== DATASET RECORDS ==

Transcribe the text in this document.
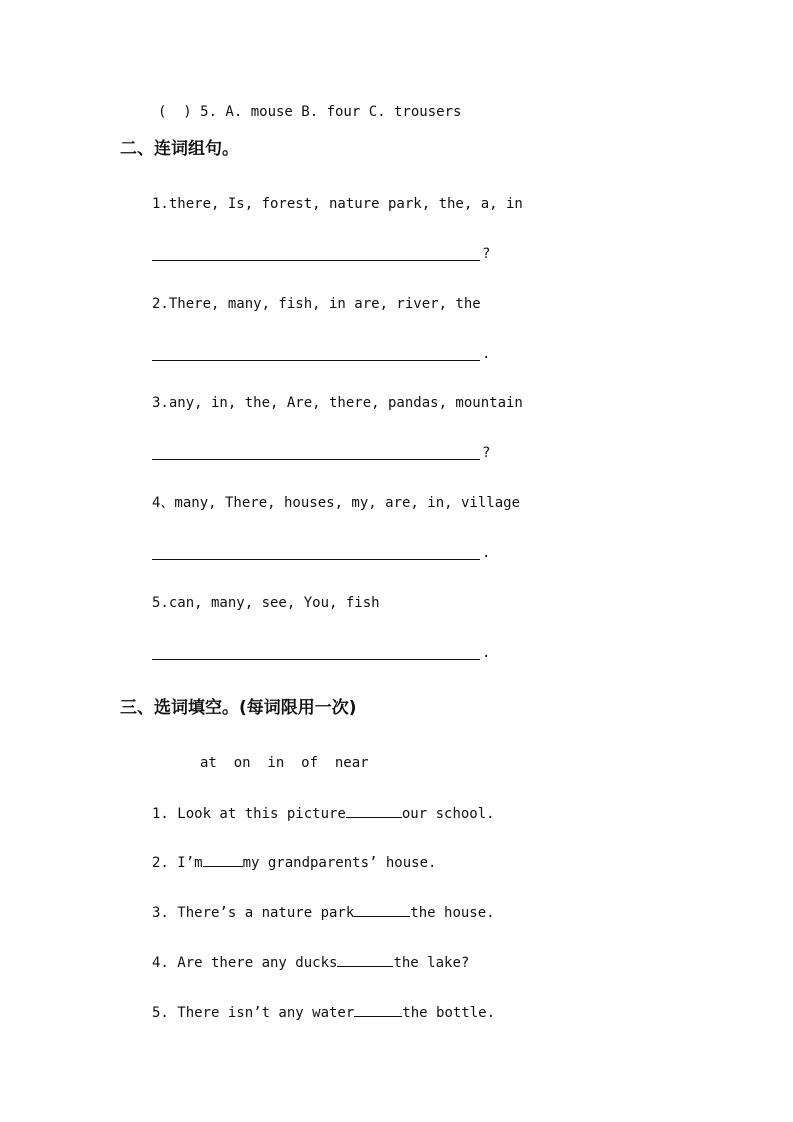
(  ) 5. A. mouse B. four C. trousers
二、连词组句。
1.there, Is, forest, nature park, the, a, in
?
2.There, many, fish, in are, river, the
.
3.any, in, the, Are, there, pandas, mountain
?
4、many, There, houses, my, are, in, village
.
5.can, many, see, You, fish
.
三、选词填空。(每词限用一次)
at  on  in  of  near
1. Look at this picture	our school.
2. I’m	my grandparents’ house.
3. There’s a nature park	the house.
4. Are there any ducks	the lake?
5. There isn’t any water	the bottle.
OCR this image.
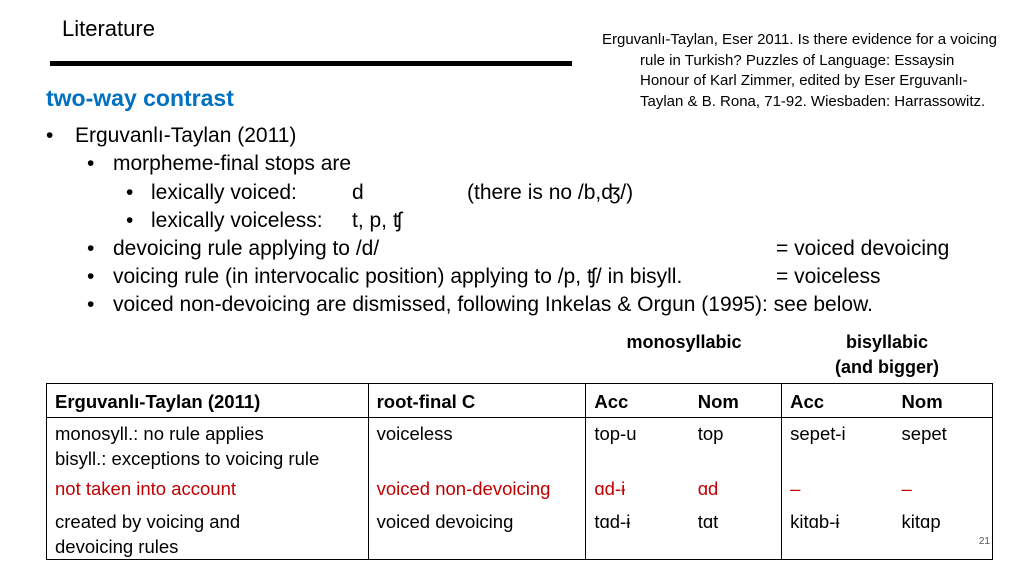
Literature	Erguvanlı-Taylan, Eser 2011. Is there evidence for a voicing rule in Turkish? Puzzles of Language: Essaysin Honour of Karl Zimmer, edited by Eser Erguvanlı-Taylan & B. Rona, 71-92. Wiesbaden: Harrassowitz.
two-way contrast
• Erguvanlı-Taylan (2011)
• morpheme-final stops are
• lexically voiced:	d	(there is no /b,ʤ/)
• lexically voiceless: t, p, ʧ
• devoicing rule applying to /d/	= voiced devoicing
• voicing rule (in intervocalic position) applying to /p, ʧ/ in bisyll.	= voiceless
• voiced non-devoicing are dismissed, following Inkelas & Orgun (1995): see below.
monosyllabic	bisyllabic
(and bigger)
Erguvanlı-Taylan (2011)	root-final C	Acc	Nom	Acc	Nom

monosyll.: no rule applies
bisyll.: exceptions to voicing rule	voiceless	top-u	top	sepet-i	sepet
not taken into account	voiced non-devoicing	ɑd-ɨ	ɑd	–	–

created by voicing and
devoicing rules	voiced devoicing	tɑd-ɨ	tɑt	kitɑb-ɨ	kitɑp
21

===

▶ **INSTRUCTIONS FOR THE TASK**:
Reproduce all of the entries word for word, skipping any pictures they hold.

▶ **SOLUTION**:
Transcribe the text in this document.
(  ) 5. A. mouse B. four C. trousers
二、连词组句。
1.there, Is, forest, nature park, the, a, in
?
2.There, many, fish, in are, river, the
.
3.any, in, the, Are, there, pandas, mountain
?
4、many, There, houses, my, are, in, village
.
5.can, many, see, You, fish
.
三、选词填空。(每词限用一次)
at  on  in  of  near
1. Look at this picture	our school.
2. I’m	my grandparents’ house.
3. There’s a nature park	the house.
4. Are there any ducks	the lake?
5. There isn’t any water	the bottle.
OCR this image.
Literature	Erguvanlı-Taylan, Eser 2011. Is there evidence for a voicing rule in Turkish? Puzzles of Language: Essaysin Honour of Karl Zimmer, edited by Eser Erguvanlı-Taylan & B. Rona, 71-92. Wiesbaden: Harrassowitz.
two-way contrast
• Erguvanlı-Taylan (2011)
• morpheme-final stops are
• lexically voiced:	d	(there is no /b,ʤ/)
• lexically voiceless: t, p, ʧ
• devoicing rule applying to /d/	= voiced devoicing
• voicing rule (in intervocalic position) applying to /p, ʧ/ in bisyll.	= voiceless
• voiced non-devoicing are dismissed, following Inkelas & Orgun (1995): see below.
monosyllabic	bisyllabic
(and bigger)
Erguvanlı-Taylan (2011)	root-final C	Acc	Nom	Acc	Nom

monosyll.: no rule applies
bisyll.: exceptions to voicing rule	voiceless	top-u	top	sepet-i	sepet
not taken into account	voiced non-devoicing	ɑd-ɨ	ɑd	–	–

created by voicing and
devoicing rules	voiced devoicing	tɑd-ɨ	tɑt	kitɑb-ɨ	kitɑp
21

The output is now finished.